> AIM
Records follow. Pull out every line that contains "JSON".

— START OF EXTRACTED RECORDS —

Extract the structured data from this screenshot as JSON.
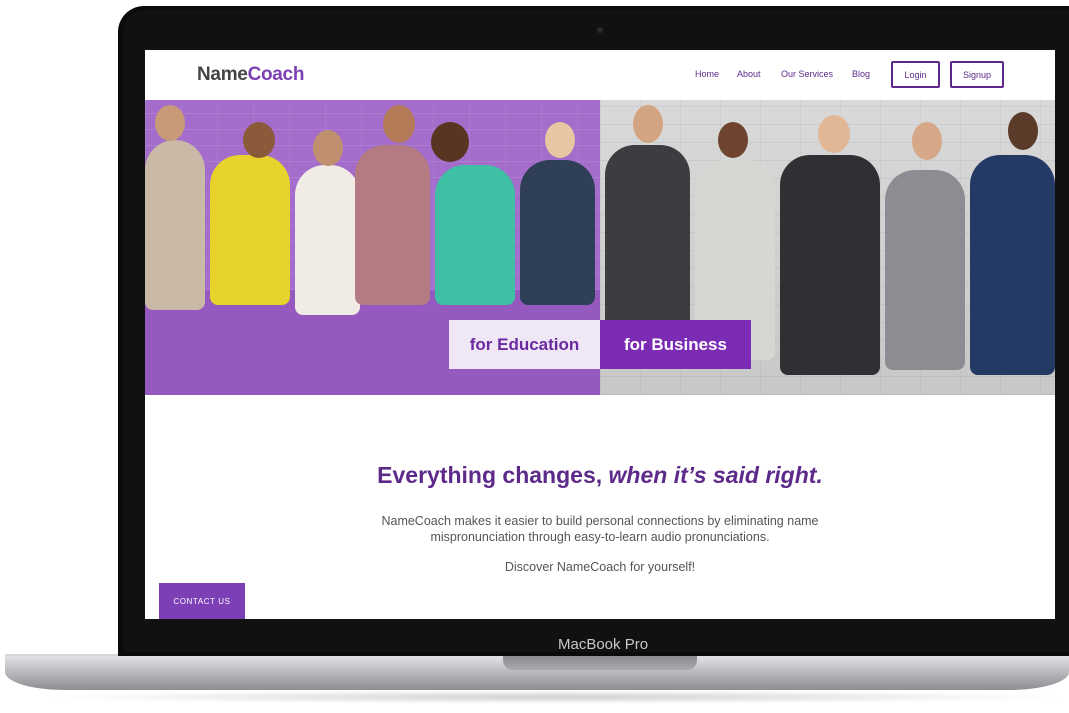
{
  "device": {
    "label": "MacBook Pro"
  },
  "nav": {
    "logo_part1": "Name",
    "logo_part2": "Coach",
    "links": [
      "Home",
      "About",
      "Our Services",
      "Blog"
    ],
    "login_label": "Login",
    "signup_label": "Signup"
  },
  "hero": {
    "education_label": "for Education",
    "business_label": "for Business"
  },
  "main": {
    "headline_plain": "Everything changes,",
    "headline_emph": "when it’s said right.",
    "description_line1": "NameCoach makes it easier to build personal connections by eliminating name",
    "description_line2": "mispronunciation through easy-to-learn audio pronunciations.",
    "discover": "Discover NameCoach for yourself!",
    "contact_label": "CONTACT US"
  },
  "colors": {
    "brand_purple": "#5d2a8a",
    "accent_purple": "#7c2bb4"
  }
}
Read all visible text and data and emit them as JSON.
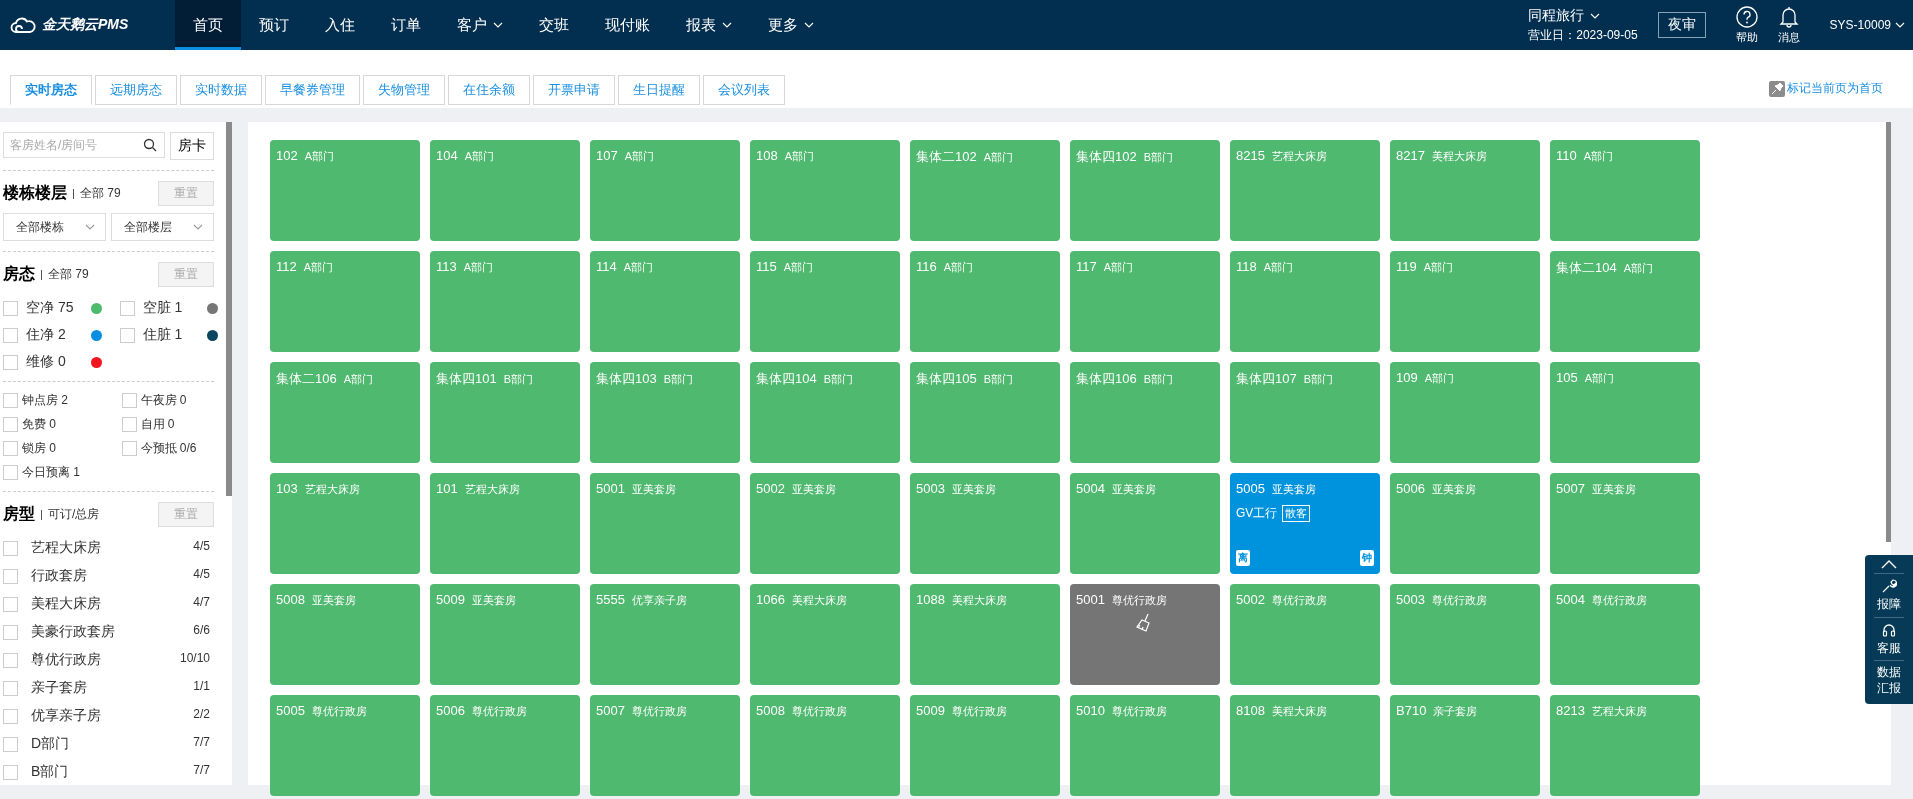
{
  "header": {
    "logo": "金天鹅云PMS",
    "nav": [
      {
        "label": "首页",
        "selected": true,
        "dropdown": false
      },
      {
        "label": "预订",
        "selected": false,
        "dropdown": false
      },
      {
        "label": "入住",
        "selected": false,
        "dropdown": false
      },
      {
        "label": "订单",
        "selected": false,
        "dropdown": false
      },
      {
        "label": "客户",
        "selected": false,
        "dropdown": true
      },
      {
        "label": "交班",
        "selected": false,
        "dropdown": false
      },
      {
        "label": "现付账",
        "selected": false,
        "dropdown": false
      },
      {
        "label": "报表",
        "selected": false,
        "dropdown": true
      },
      {
        "label": "更多",
        "selected": false,
        "dropdown": true
      }
    ],
    "hotel": "同程旅行",
    "business_day": "营业日：2023-09-05",
    "night_audit": "夜审",
    "help": "帮助",
    "messages": "消息",
    "user": "SYS-10009"
  },
  "tabs": [
    {
      "label": "实时房态",
      "selected": true
    },
    {
      "label": "远期房态",
      "selected": false
    },
    {
      "label": "实时数据",
      "selected": false
    },
    {
      "label": "早餐券管理",
      "selected": false
    },
    {
      "label": "失物管理",
      "selected": false
    },
    {
      "label": "在住余额",
      "selected": false
    },
    {
      "label": "开票申请",
      "selected": false
    },
    {
      "label": "生日提醒",
      "selected": false
    },
    {
      "label": "会议列表",
      "selected": false
    }
  ],
  "pin_link": "标记当前页为首页",
  "sidebar": {
    "search": {
      "placeholder": "客房姓名/房间号"
    },
    "room_card_button": "房卡",
    "building": {
      "title": "楼栋楼层",
      "summary": "全部 79",
      "reset": "重置",
      "selects": [
        "全部楼栋",
        "全部楼层"
      ]
    },
    "status": {
      "title": "房态",
      "summary": "全部 79",
      "reset": "重置",
      "items": [
        {
          "label": "空净 75",
          "checked": false,
          "color": "#4cbb6b"
        },
        {
          "label": "空脏 1",
          "checked": false,
          "color": "#777777"
        },
        {
          "label": "住净 2",
          "checked": false,
          "color": "#0a8fe0"
        },
        {
          "label": "住脏 1",
          "checked": false,
          "color": "#0b4660"
        },
        {
          "label": "维修 0",
          "checked": false,
          "color": "#f0151f"
        }
      ]
    },
    "flags": [
      {
        "label": "钟点房 2",
        "checked": false
      },
      {
        "label": "午夜房 0",
        "checked": false
      },
      {
        "label": "免费 0",
        "checked": false
      },
      {
        "label": "自用 0",
        "checked": false
      },
      {
        "label": "锁房 0",
        "checked": false
      },
      {
        "label": "今预抵 0/6",
        "checked": false
      },
      {
        "label": "今日预离 1",
        "checked": false
      }
    ],
    "room_types": {
      "title": "房型",
      "summary": "可订/总房",
      "reset": "重置",
      "items": [
        {
          "name": "艺程大床房",
          "count": "4/5",
          "checked": false
        },
        {
          "name": "行政套房",
          "count": "4/5",
          "checked": false
        },
        {
          "name": "美程大床房",
          "count": "4/7",
          "checked": false
        },
        {
          "name": "美豪行政套房",
          "count": "6/6",
          "checked": false
        },
        {
          "name": "尊优行政房",
          "count": "10/10",
          "checked": false
        },
        {
          "name": "亲子套房",
          "count": "1/1",
          "checked": false
        },
        {
          "name": "优享亲子房",
          "count": "2/2",
          "checked": false
        },
        {
          "name": "D部门",
          "count": "7/7",
          "checked": false
        },
        {
          "name": "B部门",
          "count": "7/7",
          "checked": false
        }
      ]
    }
  },
  "rooms": [
    {
      "number": "102",
      "type": "A部门",
      "kind": "vacant_clean"
    },
    {
      "number": "104",
      "type": "A部门",
      "kind": "vacant_clean"
    },
    {
      "number": "107",
      "type": "A部门",
      "kind": "vacant_clean"
    },
    {
      "number": "108",
      "type": "A部门",
      "kind": "vacant_clean"
    },
    {
      "number": "集体二102",
      "type": "A部门",
      "kind": "vacant_clean"
    },
    {
      "number": "集体四102",
      "type": "B部门",
      "kind": "vacant_clean"
    },
    {
      "number": "8215",
      "type": "艺程大床房",
      "kind": "vacant_clean"
    },
    {
      "number": "8217",
      "type": "美程大床房",
      "kind": "vacant_clean"
    },
    {
      "number": "110",
      "type": "A部门",
      "kind": "vacant_clean"
    },
    {
      "number": "112",
      "type": "A部门",
      "kind": "vacant_clean"
    },
    {
      "number": "113",
      "type": "A部门",
      "kind": "vacant_clean"
    },
    {
      "number": "114",
      "type": "A部门",
      "kind": "vacant_clean"
    },
    {
      "number": "115",
      "type": "A部门",
      "kind": "vacant_clean"
    },
    {
      "number": "116",
      "type": "A部门",
      "kind": "vacant_clean"
    },
    {
      "number": "117",
      "type": "A部门",
      "kind": "vacant_clean"
    },
    {
      "number": "118",
      "type": "A部门",
      "kind": "vacant_clean"
    },
    {
      "number": "119",
      "type": "A部门",
      "kind": "vacant_clean"
    },
    {
      "number": "集体二104",
      "type": "A部门",
      "kind": "vacant_clean"
    },
    {
      "number": "集体二106",
      "type": "A部门",
      "kind": "vacant_clean"
    },
    {
      "number": "集体四101",
      "type": "B部门",
      "kind": "vacant_clean"
    },
    {
      "number": "集体四103",
      "type": "B部门",
      "kind": "vacant_clean"
    },
    {
      "number": "集体四104",
      "type": "B部门",
      "kind": "vacant_clean"
    },
    {
      "number": "集体四105",
      "type": "B部门",
      "kind": "vacant_clean"
    },
    {
      "number": "集体四106",
      "type": "B部门",
      "kind": "vacant_clean"
    },
    {
      "number": "集体四107",
      "type": "B部门",
      "kind": "vacant_clean"
    },
    {
      "number": "109",
      "type": "A部门",
      "kind": "vacant_clean"
    },
    {
      "number": "105",
      "type": "A部门",
      "kind": "vacant_clean"
    },
    {
      "number": "103",
      "type": "艺程大床房",
      "kind": "vacant_clean"
    },
    {
      "number": "101",
      "type": "艺程大床房",
      "kind": "vacant_clean"
    },
    {
      "number": "5001",
      "type": "亚美套房",
      "kind": "vacant_clean"
    },
    {
      "number": "5002",
      "type": "亚美套房",
      "kind": "vacant_clean"
    },
    {
      "number": "5003",
      "type": "亚美套房",
      "kind": "vacant_clean"
    },
    {
      "number": "5004",
      "type": "亚美套房",
      "kind": "vacant_clean"
    },
    {
      "number": "5005",
      "type": "亚美套房",
      "kind": "occupied_clean",
      "guest": "GV工行",
      "guest_tag": "散客",
      "badges": [
        "离",
        "钟"
      ]
    },
    {
      "number": "5006",
      "type": "亚美套房",
      "kind": "vacant_clean"
    },
    {
      "number": "5007",
      "type": "亚美套房",
      "kind": "vacant_clean"
    },
    {
      "number": "5008",
      "type": "亚美套房",
      "kind": "vacant_clean"
    },
    {
      "number": "5009",
      "type": "亚美套房",
      "kind": "vacant_clean"
    },
    {
      "number": "5555",
      "type": "优享亲子房",
      "kind": "vacant_clean"
    },
    {
      "number": "1066",
      "type": "美程大床房",
      "kind": "vacant_clean"
    },
    {
      "number": "1088",
      "type": "美程大床房",
      "kind": "vacant_clean"
    },
    {
      "number": "5001",
      "type": "尊优行政房",
      "kind": "vacant_dirty"
    },
    {
      "number": "5002",
      "type": "尊优行政房",
      "kind": "vacant_clean"
    },
    {
      "number": "5003",
      "type": "尊优行政房",
      "kind": "vacant_clean"
    },
    {
      "number": "5004",
      "type": "尊优行政房",
      "kind": "vacant_clean"
    },
    {
      "number": "5005",
      "type": "尊优行政房",
      "kind": "vacant_clean"
    },
    {
      "number": "5006",
      "type": "尊优行政房",
      "kind": "vacant_clean"
    },
    {
      "number": "5007",
      "type": "尊优行政房",
      "kind": "vacant_clean"
    },
    {
      "number": "5008",
      "type": "尊优行政房",
      "kind": "vacant_clean"
    },
    {
      "number": "5009",
      "type": "尊优行政房",
      "kind": "vacant_clean"
    },
    {
      "number": "5010",
      "type": "尊优行政房",
      "kind": "vacant_clean"
    },
    {
      "number": "8108",
      "type": "美程大床房",
      "kind": "vacant_clean"
    },
    {
      "number": "B710",
      "type": "亲子套房",
      "kind": "vacant_clean"
    },
    {
      "number": "8213",
      "type": "艺程大床房",
      "kind": "vacant_clean"
    }
  ],
  "float_panel": {
    "items": [
      {
        "kind": "report_issue",
        "label": "报障"
      },
      {
        "kind": "support",
        "label": "客服"
      },
      {
        "kind": "data",
        "label": "数据汇报"
      }
    ]
  }
}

— END OF EXTRACTED RECORDS —

> SOLUTION FOR THIS EXERCISE
Extract the structured data from this screenshot as JSON.
Read all visible text and data and emit them as JSON.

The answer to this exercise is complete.